++++ Records for this task
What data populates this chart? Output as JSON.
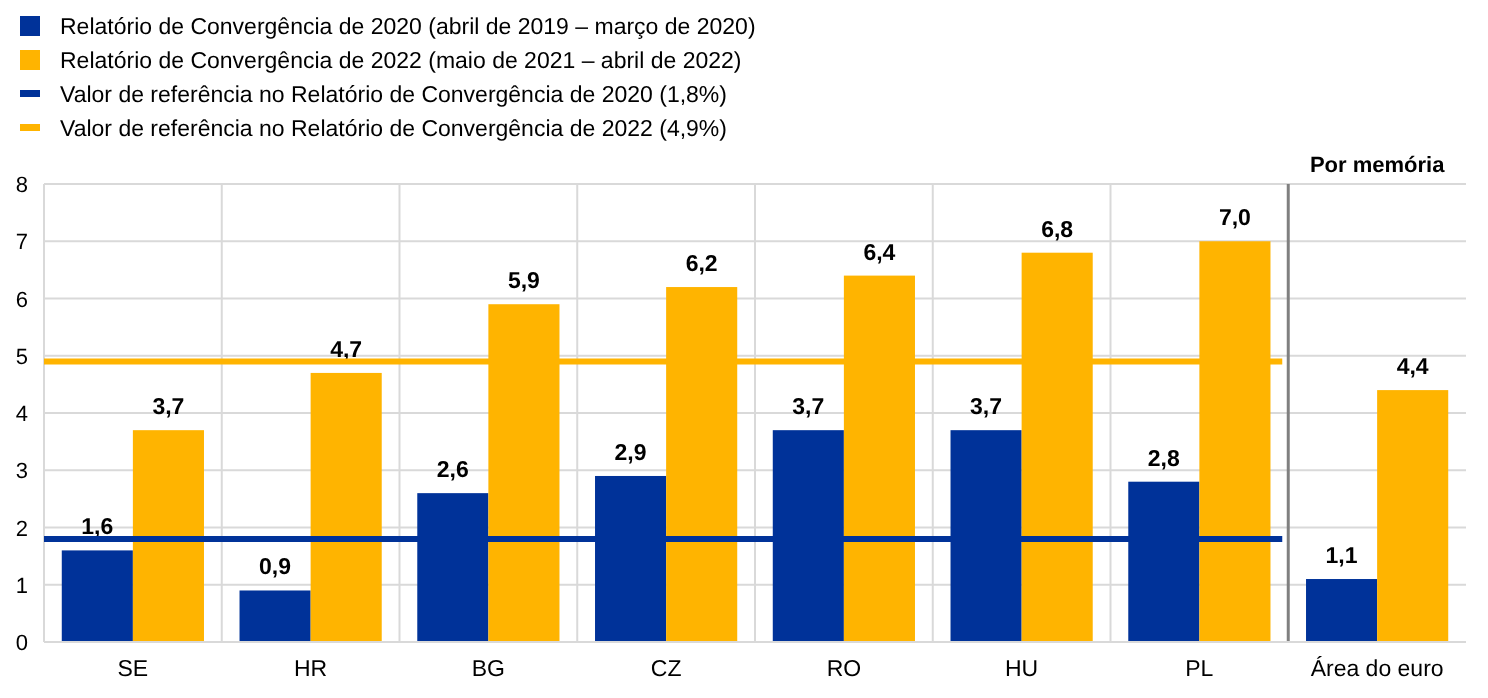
{
  "chart_data": {
    "type": "bar",
    "categories": [
      "SE",
      "HR",
      "BG",
      "CZ",
      "RO",
      "HU",
      "PL",
      "Área do euro"
    ],
    "series": [
      {
        "name": "Relatório de Convergência de 2020 (abril de 2019 – março de 2020)",
        "color": "#003299",
        "values": [
          1.6,
          0.9,
          2.6,
          2.9,
          3.7,
          3.7,
          2.8,
          1.1
        ],
        "value_labels": [
          "1,6",
          "0,9",
          "2,6",
          "2,9",
          "3,7",
          "3,7",
          "2,8",
          "1,1"
        ]
      },
      {
        "name": "Relatório de Convergência de 2022 (maio de 2021 – abril de 2022)",
        "color": "#ffb400",
        "values": [
          3.7,
          4.7,
          5.9,
          6.2,
          6.4,
          6.8,
          7.0,
          4.4
        ],
        "value_labels": [
          "3,7",
          "4,7",
          "5,9",
          "6,2",
          "6,4",
          "6,8",
          "7,0",
          "4,4"
        ]
      }
    ],
    "ref_lines": [
      {
        "axis": "y",
        "value": 1.8,
        "label": "Valor de referência no Relatório de Convergência de 2020 (1,8%)",
        "color": "#003299"
      },
      {
        "axis": "y",
        "value": 4.9,
        "label": "Valor de referência no Relatório de Convergência de 2022 (4,9%)",
        "color": "#ffb400"
      },
      {
        "axis": "x",
        "value": "Área do euro",
        "color": "#808080"
      }
    ],
    "annotations": [
      "Por memória"
    ],
    "ylim": [
      0,
      8
    ],
    "yticks": [
      0,
      1,
      2,
      3,
      4,
      5,
      6,
      7,
      8
    ],
    "grid": true,
    "legend": "top left"
  }
}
++++++++
Transcribe each entry precisely as given, leaving the pictures out.

What data populates this chart? Output as JSON.
{
  "chart_data": {
    "type": "bar",
    "categories": [
      "SE",
      "HR",
      "BG",
      "CZ",
      "RO",
      "HU",
      "PL",
      "Área do euro"
    ],
    "series": [
      {
        "name": "Relatório de Convergência de 2020 (abril de 2019 – março de 2020)",
        "color": "#003299",
        "values": [
          1.6,
          0.9,
          2.6,
          2.9,
          3.7,
          3.7,
          2.8,
          1.1
        ],
        "value_labels": [
          "1,6",
          "0,9",
          "2,6",
          "2,9",
          "3,7",
          "3,7",
          "2,8",
          "1,1"
        ]
      },
      {
        "name": "Relatório de Convergência de 2022 (maio de 2021 – abril de 2022)",
        "color": "#ffb400",
        "values": [
          3.7,
          4.7,
          5.9,
          6.2,
          6.4,
          6.8,
          7.0,
          4.4
        ],
        "value_labels": [
          "3,7",
          "4,7",
          "5,9",
          "6,2",
          "6,4",
          "6,8",
          "7,0",
          "4,4"
        ]
      }
    ],
    "ref_lines": [
      {
        "axis": "y",
        "value": 1.8,
        "label": "Valor de referência no Relatório de Convergência de 2020 (1,8%)",
        "color": "#003299"
      },
      {
        "axis": "y",
        "value": 4.9,
        "label": "Valor de referência no Relatório de Convergência de 2022 (4,9%)",
        "color": "#ffb400"
      },
      {
        "axis": "x",
        "value": "Área do euro",
        "color": "#808080"
      }
    ],
    "annotations": [
      "Por memória"
    ],
    "ylim": [
      0,
      8
    ],
    "yticks": [
      0,
      1,
      2,
      3,
      4,
      5,
      6,
      7,
      8
    ],
    "grid": true,
    "legend": "top left"
  }
}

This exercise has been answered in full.